━━━━━ MATERIAL PROVIDED
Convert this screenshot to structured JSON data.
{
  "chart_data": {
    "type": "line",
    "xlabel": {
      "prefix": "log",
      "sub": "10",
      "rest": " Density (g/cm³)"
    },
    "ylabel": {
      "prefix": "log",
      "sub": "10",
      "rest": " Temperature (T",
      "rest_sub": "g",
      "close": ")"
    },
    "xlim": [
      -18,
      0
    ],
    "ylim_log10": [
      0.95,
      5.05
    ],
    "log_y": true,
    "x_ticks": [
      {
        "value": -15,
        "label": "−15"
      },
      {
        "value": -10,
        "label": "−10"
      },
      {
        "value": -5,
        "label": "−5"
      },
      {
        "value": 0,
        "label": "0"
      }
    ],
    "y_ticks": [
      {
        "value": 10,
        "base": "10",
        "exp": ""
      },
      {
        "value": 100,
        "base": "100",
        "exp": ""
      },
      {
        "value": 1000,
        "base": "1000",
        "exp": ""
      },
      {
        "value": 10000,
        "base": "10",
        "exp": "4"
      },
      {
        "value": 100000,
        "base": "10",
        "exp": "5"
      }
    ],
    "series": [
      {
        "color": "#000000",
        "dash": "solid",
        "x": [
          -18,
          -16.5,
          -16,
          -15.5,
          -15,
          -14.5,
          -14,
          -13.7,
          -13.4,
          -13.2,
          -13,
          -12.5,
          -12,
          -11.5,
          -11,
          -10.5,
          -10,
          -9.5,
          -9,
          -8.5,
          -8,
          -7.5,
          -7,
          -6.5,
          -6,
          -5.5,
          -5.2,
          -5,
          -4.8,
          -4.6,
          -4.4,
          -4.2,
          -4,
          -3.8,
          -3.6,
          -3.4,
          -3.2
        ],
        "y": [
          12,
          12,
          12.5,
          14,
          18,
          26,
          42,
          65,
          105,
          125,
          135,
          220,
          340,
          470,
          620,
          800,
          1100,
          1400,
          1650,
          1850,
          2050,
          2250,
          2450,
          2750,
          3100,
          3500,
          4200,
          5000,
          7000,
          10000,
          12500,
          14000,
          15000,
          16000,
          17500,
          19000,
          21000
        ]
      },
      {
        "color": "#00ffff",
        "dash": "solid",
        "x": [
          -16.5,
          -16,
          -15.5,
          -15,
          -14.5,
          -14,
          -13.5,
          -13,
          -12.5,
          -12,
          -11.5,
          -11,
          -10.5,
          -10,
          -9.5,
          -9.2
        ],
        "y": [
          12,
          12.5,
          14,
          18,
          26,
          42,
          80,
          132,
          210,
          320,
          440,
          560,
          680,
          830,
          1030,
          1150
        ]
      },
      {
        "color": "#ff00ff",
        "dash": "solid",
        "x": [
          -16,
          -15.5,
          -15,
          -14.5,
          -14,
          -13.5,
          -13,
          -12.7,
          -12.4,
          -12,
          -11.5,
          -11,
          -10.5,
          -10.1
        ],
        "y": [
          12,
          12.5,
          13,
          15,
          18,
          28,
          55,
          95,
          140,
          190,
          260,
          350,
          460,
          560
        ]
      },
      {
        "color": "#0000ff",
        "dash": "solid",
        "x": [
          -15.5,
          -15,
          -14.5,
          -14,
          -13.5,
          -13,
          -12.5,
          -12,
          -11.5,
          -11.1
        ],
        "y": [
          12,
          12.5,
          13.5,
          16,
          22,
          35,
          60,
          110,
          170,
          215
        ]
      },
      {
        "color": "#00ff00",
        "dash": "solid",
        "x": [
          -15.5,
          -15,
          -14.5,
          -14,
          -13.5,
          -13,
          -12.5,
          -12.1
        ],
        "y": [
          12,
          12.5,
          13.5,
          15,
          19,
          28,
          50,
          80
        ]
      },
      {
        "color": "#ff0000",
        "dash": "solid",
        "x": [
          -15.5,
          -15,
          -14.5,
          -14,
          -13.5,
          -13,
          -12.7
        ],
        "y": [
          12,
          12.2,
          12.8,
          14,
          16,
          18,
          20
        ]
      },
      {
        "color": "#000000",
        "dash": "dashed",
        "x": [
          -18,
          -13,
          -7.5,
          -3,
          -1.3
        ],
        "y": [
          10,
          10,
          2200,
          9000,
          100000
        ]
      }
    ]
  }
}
━━━━━━━━━━
→ **WHAT TO PRODUCE**
Retype every entry word for word.

→ **ANSWER IN FULL**
Convert this screenshot to structured JSON data.
{
  "chart_data": {
    "type": "line",
    "xlabel": {
      "prefix": "log",
      "sub": "10",
      "rest": " Density (g/cm³)"
    },
    "ylabel": {
      "prefix": "log",
      "sub": "10",
      "rest": " Temperature (T",
      "rest_sub": "g",
      "close": ")"
    },
    "xlim": [
      -18,
      0
    ],
    "ylim_log10": [
      0.95,
      5.05
    ],
    "log_y": true,
    "x_ticks": [
      {
        "value": -15,
        "label": "−15"
      },
      {
        "value": -10,
        "label": "−10"
      },
      {
        "value": -5,
        "label": "−5"
      },
      {
        "value": 0,
        "label": "0"
      }
    ],
    "y_ticks": [
      {
        "value": 10,
        "base": "10",
        "exp": ""
      },
      {
        "value": 100,
        "base": "100",
        "exp": ""
      },
      {
        "value": 1000,
        "base": "1000",
        "exp": ""
      },
      {
        "value": 10000,
        "base": "10",
        "exp": "4"
      },
      {
        "value": 100000,
        "base": "10",
        "exp": "5"
      }
    ],
    "series": [
      {
        "color": "#000000",
        "dash": "solid",
        "x": [
          -18,
          -16.5,
          -16,
          -15.5,
          -15,
          -14.5,
          -14,
          -13.7,
          -13.4,
          -13.2,
          -13,
          -12.5,
          -12,
          -11.5,
          -11,
          -10.5,
          -10,
          -9.5,
          -9,
          -8.5,
          -8,
          -7.5,
          -7,
          -6.5,
          -6,
          -5.5,
          -5.2,
          -5,
          -4.8,
          -4.6,
          -4.4,
          -4.2,
          -4,
          -3.8,
          -3.6,
          -3.4,
          -3.2
        ],
        "y": [
          12,
          12,
          12.5,
          14,
          18,
          26,
          42,
          65,
          105,
          125,
          135,
          220,
          340,
          470,
          620,
          800,
          1100,
          1400,
          1650,
          1850,
          2050,
          2250,
          2450,
          2750,
          3100,
          3500,
          4200,
          5000,
          7000,
          10000,
          12500,
          14000,
          15000,
          16000,
          17500,
          19000,
          21000
        ]
      },
      {
        "color": "#00ffff",
        "dash": "solid",
        "x": [
          -16.5,
          -16,
          -15.5,
          -15,
          -14.5,
          -14,
          -13.5,
          -13,
          -12.5,
          -12,
          -11.5,
          -11,
          -10.5,
          -10,
          -9.5,
          -9.2
        ],
        "y": [
          12,
          12.5,
          14,
          18,
          26,
          42,
          80,
          132,
          210,
          320,
          440,
          560,
          680,
          830,
          1030,
          1150
        ]
      },
      {
        "color": "#ff00ff",
        "dash": "solid",
        "x": [
          -16,
          -15.5,
          -15,
          -14.5,
          -14,
          -13.5,
          -13,
          -12.7,
          -12.4,
          -12,
          -11.5,
          -11,
          -10.5,
          -10.1
        ],
        "y": [
          12,
          12.5,
          13,
          15,
          18,
          28,
          55,
          95,
          140,
          190,
          260,
          350,
          460,
          560
        ]
      },
      {
        "color": "#0000ff",
        "dash": "solid",
        "x": [
          -15.5,
          -15,
          -14.5,
          -14,
          -13.5,
          -13,
          -12.5,
          -12,
          -11.5,
          -11.1
        ],
        "y": [
          12,
          12.5,
          13.5,
          16,
          22,
          35,
          60,
          110,
          170,
          215
        ]
      },
      {
        "color": "#00ff00",
        "dash": "solid",
        "x": [
          -15.5,
          -15,
          -14.5,
          -14,
          -13.5,
          -13,
          -12.5,
          -12.1
        ],
        "y": [
          12,
          12.5,
          13.5,
          15,
          19,
          28,
          50,
          80
        ]
      },
      {
        "color": "#ff0000",
        "dash": "solid",
        "x": [
          -15.5,
          -15,
          -14.5,
          -14,
          -13.5,
          -13,
          -12.7
        ],
        "y": [
          12,
          12.2,
          12.8,
          14,
          16,
          18,
          20
        ]
      },
      {
        "color": "#000000",
        "dash": "dashed",
        "x": [
          -18,
          -13,
          -7.5,
          -3,
          -1.3
        ],
        "y": [
          10,
          10,
          2200,
          9000,
          100000
        ]
      }
    ]
  }
}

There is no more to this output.